EJERCICIO PROPUESTO A:
Cambia "screenshot" por "image" en las filas del listado que van desde la primera hasta la que contiene "formula-denominator: m: [403, 541, 414, 553]", ambas incluidas. Escribe de nuevo solo esas filas y deja todo lo demás igual.

TEXTO FUENTE:
"""

El historiador y teórico político camerunés Achille Mbembe nos recuerda en Políticas de la enemistad (NED, 2018) que, lamentablemente, vivimos nuestro deseo de amistad en sociedades de la enemistad. Si, como enunciara Carl Schmitt, filósofo, teórico político y jurista alemán, en El concepto de lo político, la política moderna se ha basado en la distinción entre quién es amigo y quién enemigo, hoy cualquier presencia extraña es clasificada como potencialmente enemiga, es decir, como alguien que puede poner en peligro nuestra existencia. El límite entre unos y otras está en la extrañeza del desconocido, pero también en el interior mismo de la nación o dentro de la misma familia. Es la vieja consigna, enunciada por Hobbes: “el hombre es un lobo para el hombre”, que tantas veces hemos escuchado y que, por desgracia, conlleva crearnos enemigos, aunque no haya razones explícitas, como fantasmas de nuestros propios miedos e inseguridades. Como dice Santiago López Petit en su reciente Tiempos de espera. Marx, Artaud y la fuerza del dolor (Verso, 2025) se trata de avanzar hacia una sociedad de individuos cada vez más atomizados y cuya conexión se establece mediante una reacción de desconfianza, bajo un nuevo contrato social basado en el control y el miedo. Pero, mucho más triste aún, en sus formas más extremas, esas sospechas sobre el otro también aparecen como deseo de separación (apartheid) y de exterminio o como plena concesión para que algunos empleen el poder de derramar sangre y de matar a otros seres humanos, incluso niñas y niños. El fascismo siempre ha necesitado un chivo expiatorio.

Quizás hoy, el paradigma más trágico de esa política de la enemistad sea la crueldad con la que Israel ataca, una y otra vez, la franja palestina de Gaza. Sabemos que allí habitan, mejor dicho, mal viven en pésimas condiciones, casi dos millones de personas a las que, en un delirio incomprensible, el gobierno de Netanyahu pretende expulsar para que esas tierras sean definitivamente ocupadas y, una vez colonizadas, según otra bravuconada de Donald Trump, convertidas en paraíso turístico. ¡Qué pasa por las cabezas de estos mandatarios que, además de permitir todo tipo de atropellos contra los derechos básicos de tantas personas inocentes, son capaces de imaginar semejante distopía!

No es fácil decir algo nuevo de un conflicto que lleva muchas décadas enquistado y que responde a una gran complejidad histórica y política con fuertes raíces coloniales y geoestratégicas, religiosas y culturales. Además, .desde mi punto de vista- cualquier simplificación binaria entre buenos y malos impide escuchar las voces críticas y disidentes de aquellas comunidades que casi siempre son las que con mayor sensatez piensan la realidad y enuncian las posibles soluciones. Sin embargo, más allá del historicismo que todo justifica, los acontecimientos trágicos que estamos viviendo en Gaza sobrepasan toda posibilidad de equidistancia ética.

"""

LISTADO DE DATOS:

"""

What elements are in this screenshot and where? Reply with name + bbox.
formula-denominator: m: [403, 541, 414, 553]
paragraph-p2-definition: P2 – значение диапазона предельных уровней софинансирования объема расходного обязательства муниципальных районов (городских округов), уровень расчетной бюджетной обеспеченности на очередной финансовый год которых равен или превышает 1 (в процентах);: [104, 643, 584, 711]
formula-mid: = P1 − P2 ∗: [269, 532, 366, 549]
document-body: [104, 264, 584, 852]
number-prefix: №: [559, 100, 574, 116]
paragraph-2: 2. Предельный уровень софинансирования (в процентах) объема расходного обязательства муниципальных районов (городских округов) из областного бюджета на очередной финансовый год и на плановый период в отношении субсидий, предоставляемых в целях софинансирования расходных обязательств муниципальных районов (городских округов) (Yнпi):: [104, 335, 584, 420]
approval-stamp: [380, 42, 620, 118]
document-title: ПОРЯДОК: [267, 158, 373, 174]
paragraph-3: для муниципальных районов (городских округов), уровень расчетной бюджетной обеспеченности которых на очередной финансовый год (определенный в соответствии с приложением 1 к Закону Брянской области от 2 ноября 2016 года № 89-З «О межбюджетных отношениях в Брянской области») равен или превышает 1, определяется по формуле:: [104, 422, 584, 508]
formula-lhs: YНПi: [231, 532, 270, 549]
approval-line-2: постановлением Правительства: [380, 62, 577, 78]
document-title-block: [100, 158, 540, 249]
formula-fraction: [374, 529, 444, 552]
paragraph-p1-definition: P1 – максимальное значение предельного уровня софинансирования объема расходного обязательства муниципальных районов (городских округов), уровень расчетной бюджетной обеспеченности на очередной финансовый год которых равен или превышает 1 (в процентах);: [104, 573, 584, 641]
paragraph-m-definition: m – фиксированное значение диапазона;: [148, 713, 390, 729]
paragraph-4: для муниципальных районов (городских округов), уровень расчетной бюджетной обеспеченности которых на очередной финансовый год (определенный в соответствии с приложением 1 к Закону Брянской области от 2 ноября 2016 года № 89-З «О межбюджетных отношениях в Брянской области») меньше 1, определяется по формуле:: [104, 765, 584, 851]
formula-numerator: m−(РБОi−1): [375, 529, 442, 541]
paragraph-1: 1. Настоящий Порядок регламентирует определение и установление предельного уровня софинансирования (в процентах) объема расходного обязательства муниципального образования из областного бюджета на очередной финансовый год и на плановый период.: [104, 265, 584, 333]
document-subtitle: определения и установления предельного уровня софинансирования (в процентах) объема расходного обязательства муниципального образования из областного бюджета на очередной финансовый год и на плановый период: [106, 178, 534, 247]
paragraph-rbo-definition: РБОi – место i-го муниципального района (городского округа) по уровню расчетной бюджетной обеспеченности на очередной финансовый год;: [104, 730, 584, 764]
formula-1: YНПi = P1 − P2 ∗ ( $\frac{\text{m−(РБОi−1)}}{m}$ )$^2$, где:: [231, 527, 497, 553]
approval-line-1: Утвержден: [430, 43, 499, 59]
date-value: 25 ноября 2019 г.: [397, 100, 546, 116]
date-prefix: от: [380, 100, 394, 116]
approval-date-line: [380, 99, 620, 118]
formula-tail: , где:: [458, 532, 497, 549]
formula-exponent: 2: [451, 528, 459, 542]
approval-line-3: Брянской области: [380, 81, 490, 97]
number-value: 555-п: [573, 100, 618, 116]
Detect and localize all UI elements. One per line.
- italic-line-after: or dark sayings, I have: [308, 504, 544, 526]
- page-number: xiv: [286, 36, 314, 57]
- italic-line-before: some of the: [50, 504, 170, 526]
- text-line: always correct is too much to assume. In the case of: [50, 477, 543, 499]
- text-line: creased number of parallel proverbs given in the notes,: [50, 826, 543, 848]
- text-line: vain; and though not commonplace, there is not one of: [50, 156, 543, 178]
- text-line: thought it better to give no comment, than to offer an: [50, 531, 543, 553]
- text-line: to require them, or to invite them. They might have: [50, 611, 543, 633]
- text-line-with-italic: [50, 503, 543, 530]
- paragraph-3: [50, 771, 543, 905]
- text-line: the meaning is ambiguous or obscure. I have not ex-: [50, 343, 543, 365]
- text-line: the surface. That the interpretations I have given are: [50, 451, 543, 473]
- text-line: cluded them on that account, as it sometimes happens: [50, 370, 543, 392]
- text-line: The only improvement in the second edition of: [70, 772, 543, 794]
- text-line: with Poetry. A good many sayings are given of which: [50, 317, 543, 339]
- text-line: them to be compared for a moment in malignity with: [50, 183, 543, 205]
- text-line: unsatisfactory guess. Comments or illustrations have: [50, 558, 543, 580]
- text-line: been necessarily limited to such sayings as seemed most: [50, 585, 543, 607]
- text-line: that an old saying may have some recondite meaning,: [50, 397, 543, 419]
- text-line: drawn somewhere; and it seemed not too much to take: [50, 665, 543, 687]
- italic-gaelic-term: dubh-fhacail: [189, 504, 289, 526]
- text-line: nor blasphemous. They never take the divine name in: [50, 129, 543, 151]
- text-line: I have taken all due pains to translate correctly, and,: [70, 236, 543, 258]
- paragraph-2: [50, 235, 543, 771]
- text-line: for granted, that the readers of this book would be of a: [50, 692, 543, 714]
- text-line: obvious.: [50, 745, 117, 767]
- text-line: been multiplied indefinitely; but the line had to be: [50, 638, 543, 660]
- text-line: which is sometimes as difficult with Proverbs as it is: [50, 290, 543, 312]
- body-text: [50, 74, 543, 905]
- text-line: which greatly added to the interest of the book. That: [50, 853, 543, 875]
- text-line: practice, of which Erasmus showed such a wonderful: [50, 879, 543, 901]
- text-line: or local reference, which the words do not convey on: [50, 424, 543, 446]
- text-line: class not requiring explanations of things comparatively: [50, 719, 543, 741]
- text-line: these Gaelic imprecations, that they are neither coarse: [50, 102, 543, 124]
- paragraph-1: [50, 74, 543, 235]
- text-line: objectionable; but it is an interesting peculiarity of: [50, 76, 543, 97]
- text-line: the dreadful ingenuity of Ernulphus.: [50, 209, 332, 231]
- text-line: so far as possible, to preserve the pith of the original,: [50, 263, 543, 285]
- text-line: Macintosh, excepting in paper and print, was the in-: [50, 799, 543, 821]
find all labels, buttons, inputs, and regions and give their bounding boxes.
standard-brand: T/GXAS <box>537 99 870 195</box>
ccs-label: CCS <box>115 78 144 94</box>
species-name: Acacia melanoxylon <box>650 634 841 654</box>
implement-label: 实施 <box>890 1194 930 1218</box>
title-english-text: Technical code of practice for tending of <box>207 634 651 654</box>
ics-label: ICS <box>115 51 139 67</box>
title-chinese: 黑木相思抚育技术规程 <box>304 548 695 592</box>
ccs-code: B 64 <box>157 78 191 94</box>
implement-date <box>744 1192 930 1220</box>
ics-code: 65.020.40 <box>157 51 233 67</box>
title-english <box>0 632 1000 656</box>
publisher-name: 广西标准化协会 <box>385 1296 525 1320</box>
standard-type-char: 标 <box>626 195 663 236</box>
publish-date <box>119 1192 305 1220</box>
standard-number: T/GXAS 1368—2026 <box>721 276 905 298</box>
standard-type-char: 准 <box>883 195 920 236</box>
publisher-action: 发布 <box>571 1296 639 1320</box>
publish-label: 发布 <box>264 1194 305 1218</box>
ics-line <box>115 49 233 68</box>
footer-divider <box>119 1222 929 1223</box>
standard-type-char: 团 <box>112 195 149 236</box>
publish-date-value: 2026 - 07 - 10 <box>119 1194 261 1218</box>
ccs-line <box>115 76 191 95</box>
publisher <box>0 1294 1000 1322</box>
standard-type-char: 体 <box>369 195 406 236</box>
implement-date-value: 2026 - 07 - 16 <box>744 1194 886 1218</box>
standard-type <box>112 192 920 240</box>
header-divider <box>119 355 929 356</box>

"""

EJERCICIO PROPUESTO B:
Copia sin cambios el fragmento del texto sobre la política de la enemistad que empieza con las palabras "Quizás hoy, el" y termina con "imaginar semejante distopía!".

RESPUESTA FINAL A:
What elements are in this image and where? Reply with name + bbox.
formula-denominator: m: [403, 541, 414, 553]

RESPUESTA FINAL B:
Quizás hoy, el paradigma más trágico de esa política de la enemistad sea la crueldad con la que Israel ataca, una y otra vez, la franja palestina de Gaza. Sabemos que allí habitan, mejor dicho, mal viven en pésimas condiciones, casi dos millones de personas a las que, en un delirio incomprensible, el gobierno de Netanyahu pretende expulsar para que esas tierras sean definitivamente ocupadas y, una vez colonizadas, según otra bravuconada de Donald Trump, convertidas en paraíso turístico. ¡Qué pasa por las cabezas de estos mandatarios que, además de permitir todo tipo de atropellos contra los derechos básicos de tantas personas inocentes, son capaces de imaginar semejante distopía!